◆ Görev 1 ◆
Maç üzerine yazılan metne göre, Akhisar'ın hocası Hamza Hamzaoğlu neden yürekten kutlanıyor? Kısaca açıklayın.

◆ Metin Bölümü ◆
○ ○ ○ ○ ○ ○ ○
11 Mart 2014 | Salı

G.Saray'ı aşağı çekiyor

Galatasaray, Akhisar Belediye'yi 6-1 gibi farklı bir skorla geçerken; Drogba, Sneijder ve Burak eleştirilen isimler oldular. Maçla ilgili notlarınız neler?

Maçla ilgili, söyleyeceğim birinci konu; Akhisar'ın hocası Hamza Hamzaoğlu'nu yürekten kutlamak... Hamza'nın futbol anlayışı, bize böyle güzel bir maç seyretme fırsatı verdi.
Gazeteleri okuyorum; kıyametler kopuyor. 'Sen İstanbul'da Galatasaray'a karşı, nasıl üç hücum oyuncusu ile oynarsın! Niye savunma yapmazsın! Niye 1 puanı düşünmezsin!' diye...
2 puanlı ligden, 3 puanlı lige niye geçtik! Hamza, gazeteci arkadaşlarımın dediklerini yapsa ve İstanbul'da, futbolu öldürmek adına anti futbol ile sahaya çıksaydı, ne kazanacaktı; 1 puan... Maç sonunda ne kaybetti; 1 puan...
○ ○ ○ ○ ○ ○ ○
◆ Verilen Bilgiler ◆
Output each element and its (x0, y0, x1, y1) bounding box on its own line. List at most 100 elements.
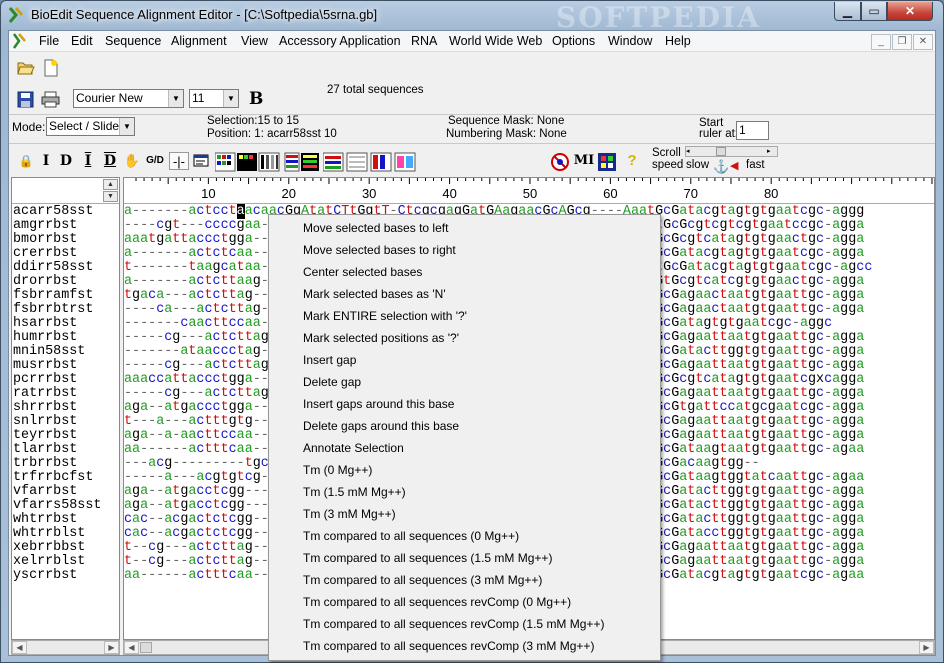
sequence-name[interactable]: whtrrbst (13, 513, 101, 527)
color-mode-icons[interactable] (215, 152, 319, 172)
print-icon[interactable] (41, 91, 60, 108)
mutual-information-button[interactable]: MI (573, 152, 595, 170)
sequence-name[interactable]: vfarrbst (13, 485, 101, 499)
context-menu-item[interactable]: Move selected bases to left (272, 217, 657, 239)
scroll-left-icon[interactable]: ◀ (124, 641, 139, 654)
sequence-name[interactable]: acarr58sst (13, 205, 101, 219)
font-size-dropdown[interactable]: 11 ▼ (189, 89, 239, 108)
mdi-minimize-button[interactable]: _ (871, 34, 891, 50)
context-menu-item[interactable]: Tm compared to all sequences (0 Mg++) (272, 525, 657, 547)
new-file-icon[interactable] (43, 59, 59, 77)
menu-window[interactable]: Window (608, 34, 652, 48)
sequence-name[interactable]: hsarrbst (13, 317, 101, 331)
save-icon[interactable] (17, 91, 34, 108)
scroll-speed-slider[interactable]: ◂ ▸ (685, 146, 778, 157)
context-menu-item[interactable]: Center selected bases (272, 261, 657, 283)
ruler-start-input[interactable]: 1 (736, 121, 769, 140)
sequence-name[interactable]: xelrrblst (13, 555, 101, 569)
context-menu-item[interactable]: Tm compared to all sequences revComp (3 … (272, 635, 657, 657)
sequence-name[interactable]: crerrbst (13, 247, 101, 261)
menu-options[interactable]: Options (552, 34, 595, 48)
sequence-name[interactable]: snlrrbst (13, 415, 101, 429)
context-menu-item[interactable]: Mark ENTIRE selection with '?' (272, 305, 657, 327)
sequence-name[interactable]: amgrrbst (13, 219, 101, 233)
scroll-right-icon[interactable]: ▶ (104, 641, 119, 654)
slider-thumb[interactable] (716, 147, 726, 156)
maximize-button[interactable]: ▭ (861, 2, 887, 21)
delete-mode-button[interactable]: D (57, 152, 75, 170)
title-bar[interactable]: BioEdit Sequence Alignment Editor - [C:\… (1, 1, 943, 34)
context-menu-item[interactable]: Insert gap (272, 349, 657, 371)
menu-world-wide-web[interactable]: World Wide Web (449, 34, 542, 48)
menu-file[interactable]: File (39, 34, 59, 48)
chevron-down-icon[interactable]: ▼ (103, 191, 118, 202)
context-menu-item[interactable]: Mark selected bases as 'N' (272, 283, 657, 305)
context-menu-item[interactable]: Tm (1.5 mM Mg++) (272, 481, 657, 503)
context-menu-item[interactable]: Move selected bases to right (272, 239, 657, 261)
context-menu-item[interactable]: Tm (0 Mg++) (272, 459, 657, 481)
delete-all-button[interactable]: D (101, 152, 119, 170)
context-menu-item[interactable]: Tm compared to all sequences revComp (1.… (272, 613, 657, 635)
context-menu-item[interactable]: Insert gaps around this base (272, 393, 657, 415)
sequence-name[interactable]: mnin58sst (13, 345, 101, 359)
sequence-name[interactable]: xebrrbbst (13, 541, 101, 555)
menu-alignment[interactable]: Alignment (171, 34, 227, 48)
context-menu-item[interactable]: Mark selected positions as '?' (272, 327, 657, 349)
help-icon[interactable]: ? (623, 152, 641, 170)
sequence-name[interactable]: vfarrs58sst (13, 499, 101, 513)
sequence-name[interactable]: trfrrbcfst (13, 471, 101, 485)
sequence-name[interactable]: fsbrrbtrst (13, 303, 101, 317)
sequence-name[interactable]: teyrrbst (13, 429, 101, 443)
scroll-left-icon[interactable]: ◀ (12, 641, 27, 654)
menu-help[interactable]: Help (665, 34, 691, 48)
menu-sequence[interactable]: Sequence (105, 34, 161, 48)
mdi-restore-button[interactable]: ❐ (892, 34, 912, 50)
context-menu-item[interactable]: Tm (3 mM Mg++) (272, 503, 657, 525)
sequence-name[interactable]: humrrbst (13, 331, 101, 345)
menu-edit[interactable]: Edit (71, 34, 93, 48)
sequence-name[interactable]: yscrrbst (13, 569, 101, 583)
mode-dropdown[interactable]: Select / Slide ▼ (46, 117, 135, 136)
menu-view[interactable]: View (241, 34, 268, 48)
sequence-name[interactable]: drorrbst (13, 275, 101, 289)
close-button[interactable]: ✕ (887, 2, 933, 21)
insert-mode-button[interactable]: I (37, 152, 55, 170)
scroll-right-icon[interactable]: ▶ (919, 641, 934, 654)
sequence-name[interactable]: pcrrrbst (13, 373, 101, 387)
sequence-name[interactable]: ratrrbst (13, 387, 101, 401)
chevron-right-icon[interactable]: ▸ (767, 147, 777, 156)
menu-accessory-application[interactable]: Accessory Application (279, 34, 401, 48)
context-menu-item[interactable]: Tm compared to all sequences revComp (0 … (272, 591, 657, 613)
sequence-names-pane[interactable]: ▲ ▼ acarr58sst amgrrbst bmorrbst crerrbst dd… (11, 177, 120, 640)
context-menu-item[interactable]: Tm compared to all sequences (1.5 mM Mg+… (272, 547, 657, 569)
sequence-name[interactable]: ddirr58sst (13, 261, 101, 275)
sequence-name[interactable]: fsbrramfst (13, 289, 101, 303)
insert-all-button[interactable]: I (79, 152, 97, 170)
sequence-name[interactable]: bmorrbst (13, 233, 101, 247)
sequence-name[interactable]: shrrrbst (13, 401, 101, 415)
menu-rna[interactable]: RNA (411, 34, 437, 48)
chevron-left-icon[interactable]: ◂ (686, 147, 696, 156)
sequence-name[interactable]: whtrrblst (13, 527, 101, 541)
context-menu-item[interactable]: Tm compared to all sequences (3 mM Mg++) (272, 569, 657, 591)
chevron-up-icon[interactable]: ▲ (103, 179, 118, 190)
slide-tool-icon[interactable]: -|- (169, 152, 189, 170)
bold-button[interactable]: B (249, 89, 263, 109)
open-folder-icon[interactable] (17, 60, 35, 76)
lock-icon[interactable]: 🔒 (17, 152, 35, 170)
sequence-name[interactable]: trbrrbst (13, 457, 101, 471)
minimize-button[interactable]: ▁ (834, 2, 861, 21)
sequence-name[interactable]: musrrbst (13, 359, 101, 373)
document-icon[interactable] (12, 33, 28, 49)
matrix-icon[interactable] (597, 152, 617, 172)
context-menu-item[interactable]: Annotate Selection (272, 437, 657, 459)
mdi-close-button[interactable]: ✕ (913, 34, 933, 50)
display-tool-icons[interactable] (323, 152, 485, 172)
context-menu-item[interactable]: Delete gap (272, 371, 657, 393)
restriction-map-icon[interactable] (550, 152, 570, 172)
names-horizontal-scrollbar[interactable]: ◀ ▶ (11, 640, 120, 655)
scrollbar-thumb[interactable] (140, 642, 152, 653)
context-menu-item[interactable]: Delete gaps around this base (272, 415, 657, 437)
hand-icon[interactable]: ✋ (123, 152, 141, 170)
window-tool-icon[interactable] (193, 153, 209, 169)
○ ○ ○ ○ ○ ○ ○
◆ Görev 2 ◆
Verilen satırlardan "sequence-name[interactable]: whtrrbst (13, 513, 101, 527)" geçen satırla başlayıp "sequence-name[interactable]: vfarrbst (13, 485, 101, 499)" geçen satırda bitirerek bu satırları hiç değiştirmeden yazın.

◆ Yanıt 1 ◆
Hamza Hamzaoğlu'nun futbol anlayışı, böyle güzel bir maç seyretme fırsatı verdiği için kutlanıyor.

◆ Yanıt 2 ◆
sequence-name[interactable]: whtrrbst (13, 513, 101, 527)
color-mode-icons[interactable] (215, 152, 319, 172)
print-icon[interactable] (41, 91, 60, 108)
mutual-information-button[interactable]: MI (573, 152, 595, 170)
sequence-name[interactable]: vfarrbst (13, 485, 101, 499)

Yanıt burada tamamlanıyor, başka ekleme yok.